[A block of data]
────────────────────

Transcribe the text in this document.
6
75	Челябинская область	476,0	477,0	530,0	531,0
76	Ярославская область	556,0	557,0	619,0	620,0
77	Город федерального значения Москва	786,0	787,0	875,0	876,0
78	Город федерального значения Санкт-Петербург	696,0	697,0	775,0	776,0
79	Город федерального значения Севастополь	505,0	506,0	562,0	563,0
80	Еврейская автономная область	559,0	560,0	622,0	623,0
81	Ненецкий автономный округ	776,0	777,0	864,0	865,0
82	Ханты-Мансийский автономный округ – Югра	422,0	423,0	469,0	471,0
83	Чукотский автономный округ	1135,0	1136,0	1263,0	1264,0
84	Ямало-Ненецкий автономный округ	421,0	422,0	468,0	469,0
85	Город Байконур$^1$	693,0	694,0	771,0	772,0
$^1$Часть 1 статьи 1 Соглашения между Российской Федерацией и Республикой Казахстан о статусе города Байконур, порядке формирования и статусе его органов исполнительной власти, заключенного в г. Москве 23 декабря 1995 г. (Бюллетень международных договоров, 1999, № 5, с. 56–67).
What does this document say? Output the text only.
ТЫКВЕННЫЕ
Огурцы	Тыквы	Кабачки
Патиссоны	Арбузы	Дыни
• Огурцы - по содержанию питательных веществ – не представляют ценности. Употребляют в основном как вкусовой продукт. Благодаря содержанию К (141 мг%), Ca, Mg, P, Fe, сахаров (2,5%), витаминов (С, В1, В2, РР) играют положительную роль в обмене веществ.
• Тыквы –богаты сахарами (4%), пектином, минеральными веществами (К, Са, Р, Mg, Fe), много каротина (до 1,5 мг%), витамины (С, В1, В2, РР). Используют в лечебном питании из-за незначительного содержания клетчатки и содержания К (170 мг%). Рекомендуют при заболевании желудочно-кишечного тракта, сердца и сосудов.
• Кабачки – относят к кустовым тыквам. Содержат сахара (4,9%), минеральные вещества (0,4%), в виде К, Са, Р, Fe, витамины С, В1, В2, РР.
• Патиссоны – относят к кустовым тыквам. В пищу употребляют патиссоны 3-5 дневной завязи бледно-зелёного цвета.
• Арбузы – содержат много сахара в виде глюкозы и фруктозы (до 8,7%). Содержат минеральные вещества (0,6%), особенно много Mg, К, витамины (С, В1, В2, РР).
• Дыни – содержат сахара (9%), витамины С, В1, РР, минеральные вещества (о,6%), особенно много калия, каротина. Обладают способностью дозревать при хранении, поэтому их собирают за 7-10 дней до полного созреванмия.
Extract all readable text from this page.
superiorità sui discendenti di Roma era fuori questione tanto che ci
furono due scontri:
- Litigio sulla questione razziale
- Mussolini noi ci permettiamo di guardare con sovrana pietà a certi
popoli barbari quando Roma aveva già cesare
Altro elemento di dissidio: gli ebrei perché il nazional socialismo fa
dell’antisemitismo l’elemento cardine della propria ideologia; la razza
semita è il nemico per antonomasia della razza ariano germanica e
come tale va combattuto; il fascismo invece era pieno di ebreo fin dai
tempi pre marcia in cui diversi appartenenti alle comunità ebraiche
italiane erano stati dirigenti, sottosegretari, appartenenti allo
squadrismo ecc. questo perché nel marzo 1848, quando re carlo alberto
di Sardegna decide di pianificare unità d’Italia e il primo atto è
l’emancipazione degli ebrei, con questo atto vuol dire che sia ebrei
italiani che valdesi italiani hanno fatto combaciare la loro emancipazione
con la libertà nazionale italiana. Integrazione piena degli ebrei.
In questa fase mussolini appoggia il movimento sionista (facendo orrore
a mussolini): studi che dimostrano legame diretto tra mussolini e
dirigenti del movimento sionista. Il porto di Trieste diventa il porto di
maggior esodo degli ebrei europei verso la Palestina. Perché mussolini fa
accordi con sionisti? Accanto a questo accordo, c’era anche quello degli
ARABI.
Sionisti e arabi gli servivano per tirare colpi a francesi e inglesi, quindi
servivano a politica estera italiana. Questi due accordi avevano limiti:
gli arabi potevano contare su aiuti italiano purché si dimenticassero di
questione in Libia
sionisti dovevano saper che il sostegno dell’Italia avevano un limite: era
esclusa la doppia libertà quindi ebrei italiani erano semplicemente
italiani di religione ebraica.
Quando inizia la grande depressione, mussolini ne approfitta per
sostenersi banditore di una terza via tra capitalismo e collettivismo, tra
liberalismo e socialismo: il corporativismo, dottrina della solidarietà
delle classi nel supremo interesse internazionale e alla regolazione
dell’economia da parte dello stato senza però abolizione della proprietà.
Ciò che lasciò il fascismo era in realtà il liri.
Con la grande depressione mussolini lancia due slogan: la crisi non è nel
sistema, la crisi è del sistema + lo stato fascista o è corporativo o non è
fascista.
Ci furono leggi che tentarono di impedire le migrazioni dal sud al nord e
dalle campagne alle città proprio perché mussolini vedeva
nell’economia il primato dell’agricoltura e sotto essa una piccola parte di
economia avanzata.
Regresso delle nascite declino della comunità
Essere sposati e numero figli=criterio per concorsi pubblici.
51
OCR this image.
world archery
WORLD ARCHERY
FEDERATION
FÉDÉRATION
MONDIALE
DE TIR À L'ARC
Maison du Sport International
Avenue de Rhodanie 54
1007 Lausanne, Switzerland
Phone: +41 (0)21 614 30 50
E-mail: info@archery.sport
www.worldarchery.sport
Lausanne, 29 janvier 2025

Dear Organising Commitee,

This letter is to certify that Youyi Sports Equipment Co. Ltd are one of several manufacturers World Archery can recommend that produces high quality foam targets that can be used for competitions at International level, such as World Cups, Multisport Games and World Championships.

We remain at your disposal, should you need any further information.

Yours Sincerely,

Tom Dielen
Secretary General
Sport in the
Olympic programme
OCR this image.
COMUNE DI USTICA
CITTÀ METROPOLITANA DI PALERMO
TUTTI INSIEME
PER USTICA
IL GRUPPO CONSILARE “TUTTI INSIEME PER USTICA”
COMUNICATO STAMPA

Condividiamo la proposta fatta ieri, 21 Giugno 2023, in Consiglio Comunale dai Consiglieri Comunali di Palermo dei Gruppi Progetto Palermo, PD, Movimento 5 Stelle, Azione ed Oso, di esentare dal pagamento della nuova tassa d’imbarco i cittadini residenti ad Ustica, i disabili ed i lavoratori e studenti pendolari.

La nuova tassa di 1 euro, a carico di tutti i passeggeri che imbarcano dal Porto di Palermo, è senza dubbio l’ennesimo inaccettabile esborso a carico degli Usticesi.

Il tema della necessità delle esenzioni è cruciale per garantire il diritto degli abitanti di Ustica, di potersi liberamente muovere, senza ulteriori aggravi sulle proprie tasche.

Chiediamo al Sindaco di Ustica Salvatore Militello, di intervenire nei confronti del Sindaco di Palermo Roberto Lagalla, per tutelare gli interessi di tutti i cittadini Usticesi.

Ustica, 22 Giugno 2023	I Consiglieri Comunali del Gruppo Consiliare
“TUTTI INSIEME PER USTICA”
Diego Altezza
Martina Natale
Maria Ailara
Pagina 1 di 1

────────────────────

— Task requirements —
Transcribe each entry precisely, missing none.

— Answer to the task —
Transcribe the text in this document.
6
75	Челябинская область	476,0	477,0	530,0	531,0
76	Ярославская область	556,0	557,0	619,0	620,0
77	Город федерального значения Москва	786,0	787,0	875,0	876,0
78	Город федерального значения Санкт-Петербург	696,0	697,0	775,0	776,0
79	Город федерального значения Севастополь	505,0	506,0	562,0	563,0
80	Еврейская автономная область	559,0	560,0	622,0	623,0
81	Ненецкий автономный округ	776,0	777,0	864,0	865,0
82	Ханты-Мансийский автономный округ – Югра	422,0	423,0	469,0	471,0
83	Чукотский автономный округ	1135,0	1136,0	1263,0	1264,0
84	Ямало-Ненецкий автономный округ	421,0	422,0	468,0	469,0
85	Город Байконур$^1$	693,0	694,0	771,0	772,0
$^1$Часть 1 статьи 1 Соглашения между Российской Федерацией и Республикой Казахстан о статусе города Байконур, порядке формирования и статусе его органов исполнительной власти, заключенного в г. Москве 23 декабря 1995 г. (Бюллетень международных договоров, 1999, № 5, с. 56–67).
What does this document say? Output the text only.
ТЫКВЕННЫЕ
Огурцы	Тыквы	Кабачки
Патиссоны	Арбузы	Дыни
• Огурцы - по содержанию питательных веществ – не представляют ценности. Употребляют в основном как вкусовой продукт. Благодаря содержанию К (141 мг%), Ca, Mg, P, Fe, сахаров (2,5%), витаминов (С, В1, В2, РР) играют положительную роль в обмене веществ.
• Тыквы –богаты сахарами (4%), пектином, минеральными веществами (К, Са, Р, Mg, Fe), много каротина (до 1,5 мг%), витамины (С, В1, В2, РР). Используют в лечебном питании из-за незначительного содержания клетчатки и содержания К (170 мг%). Рекомендуют при заболевании желудочно-кишечного тракта, сердца и сосудов.
• Кабачки – относят к кустовым тыквам. Содержат сахара (4,9%), минеральные вещества (0,4%), в виде К, Са, Р, Fe, витамины С, В1, В2, РР.
• Патиссоны – относят к кустовым тыквам. В пищу употребляют патиссоны 3-5 дневной завязи бледно-зелёного цвета.
• Арбузы – содержат много сахара в виде глюкозы и фруктозы (до 8,7%). Содержат минеральные вещества (0,6%), особенно много Mg, К, витамины (С, В1, В2, РР).
• Дыни – содержат сахара (9%), витамины С, В1, РР, минеральные вещества (о,6%), особенно много калия, каротина. Обладают способностью дозревать при хранении, поэтому их собирают за 7-10 дней до полного созреванмия.
Extract all readable text from this page.
superiorità sui discendenti di Roma era fuori questione tanto che ci
furono due scontri:
- Litigio sulla questione razziale
- Mussolini noi ci permettiamo di guardare con sovrana pietà a certi
popoli barbari quando Roma aveva già cesare
Altro elemento di dissidio: gli ebrei perché il nazional socialismo fa
dell’antisemitismo l’elemento cardine della propria ideologia; la razza
semita è il nemico per antonomasia della razza ariano germanica e
come tale va combattuto; il fascismo invece era pieno di ebreo fin dai
tempi pre marcia in cui diversi appartenenti alle comunità ebraiche
italiane erano stati dirigenti, sottosegretari, appartenenti allo
squadrismo ecc. questo perché nel marzo 1848, quando re carlo alberto
di Sardegna decide di pianificare unità d’Italia e il primo atto è
l’emancipazione degli ebrei, con questo atto vuol dire che sia ebrei
italiani che valdesi italiani hanno fatto combaciare la loro emancipazione
con la libertà nazionale italiana. Integrazione piena degli ebrei.
In questa fase mussolini appoggia il movimento sionista (facendo orrore
a mussolini): studi che dimostrano legame diretto tra mussolini e
dirigenti del movimento sionista. Il porto di Trieste diventa il porto di
maggior esodo degli ebrei europei verso la Palestina. Perché mussolini fa
accordi con sionisti? Accanto a questo accordo, c’era anche quello degli
ARABI.
Sionisti e arabi gli servivano per tirare colpi a francesi e inglesi, quindi
servivano a politica estera italiana. Questi due accordi avevano limiti:
gli arabi potevano contare su aiuti italiano purché si dimenticassero di
questione in Libia
sionisti dovevano saper che il sostegno dell’Italia avevano un limite: era
esclusa la doppia libertà quindi ebrei italiani erano semplicemente
italiani di religione ebraica.
Quando inizia la grande depressione, mussolini ne approfitta per
sostenersi banditore di una terza via tra capitalismo e collettivismo, tra
liberalismo e socialismo: il corporativismo, dottrina della solidarietà
delle classi nel supremo interesse internazionale e alla regolazione
dell’economia da parte dello stato senza però abolizione della proprietà.
Ciò che lasciò il fascismo era in realtà il liri.
Con la grande depressione mussolini lancia due slogan: la crisi non è nel
sistema, la crisi è del sistema + lo stato fascista o è corporativo o non è
fascista.
Ci furono leggi che tentarono di impedire le migrazioni dal sud al nord e
dalle campagne alle città proprio perché mussolini vedeva
nell’economia il primato dell’agricoltura e sotto essa una piccola parte di
economia avanzata.
Regresso delle nascite declino della comunità
Essere sposati e numero figli=criterio per concorsi pubblici.
51
OCR this image.
world archery
WORLD ARCHERY
FEDERATION
FÉDÉRATION
MONDIALE
DE TIR À L'ARC
Maison du Sport International
Avenue de Rhodanie 54
1007 Lausanne, Switzerland
Phone: +41 (0)21 614 30 50
E-mail: info@archery.sport
www.worldarchery.sport
Lausanne, 29 janvier 2025

Dear Organising Commitee,

This letter is to certify that Youyi Sports Equipment Co. Ltd are one of several manufacturers World Archery can recommend that produces high quality foam targets that can be used for competitions at International level, such as World Cups, Multisport Games and World Championships.

We remain at your disposal, should you need any further information.

Yours Sincerely,

Tom Dielen
Secretary General
Sport in the
Olympic programme
OCR this image.
COMUNE DI USTICA
CITTÀ METROPOLITANA DI PALERMO
TUTTI INSIEME
PER USTICA
IL GRUPPO CONSILARE “TUTTI INSIEME PER USTICA”
COMUNICATO STAMPA

Condividiamo la proposta fatta ieri, 21 Giugno 2023, in Consiglio Comunale dai Consiglieri Comunali di Palermo dei Gruppi Progetto Palermo, PD, Movimento 5 Stelle, Azione ed Oso, di esentare dal pagamento della nuova tassa d’imbarco i cittadini residenti ad Ustica, i disabili ed i lavoratori e studenti pendolari.

La nuova tassa di 1 euro, a carico di tutti i passeggeri che imbarcano dal Porto di Palermo, è senza dubbio l’ennesimo inaccettabile esborso a carico degli Usticesi.

Il tema della necessità delle esenzioni è cruciale per garantire il diritto degli abitanti di Ustica, di potersi liberamente muovere, senza ulteriori aggravi sulle proprie tasche.

Chiediamo al Sindaco di Ustica Salvatore Militello, di intervenire nei confronti del Sindaco di Palermo Roberto Lagalla, per tutelare gli interessi di tutti i cittadini Usticesi.

Ustica, 22 Giugno 2023	I Consiglieri Comunali del Gruppo Consiliare
“TUTTI INSIEME PER USTICA”
Diego Altezza
Martina Natale
Maria Ailara
Pagina 1 di 1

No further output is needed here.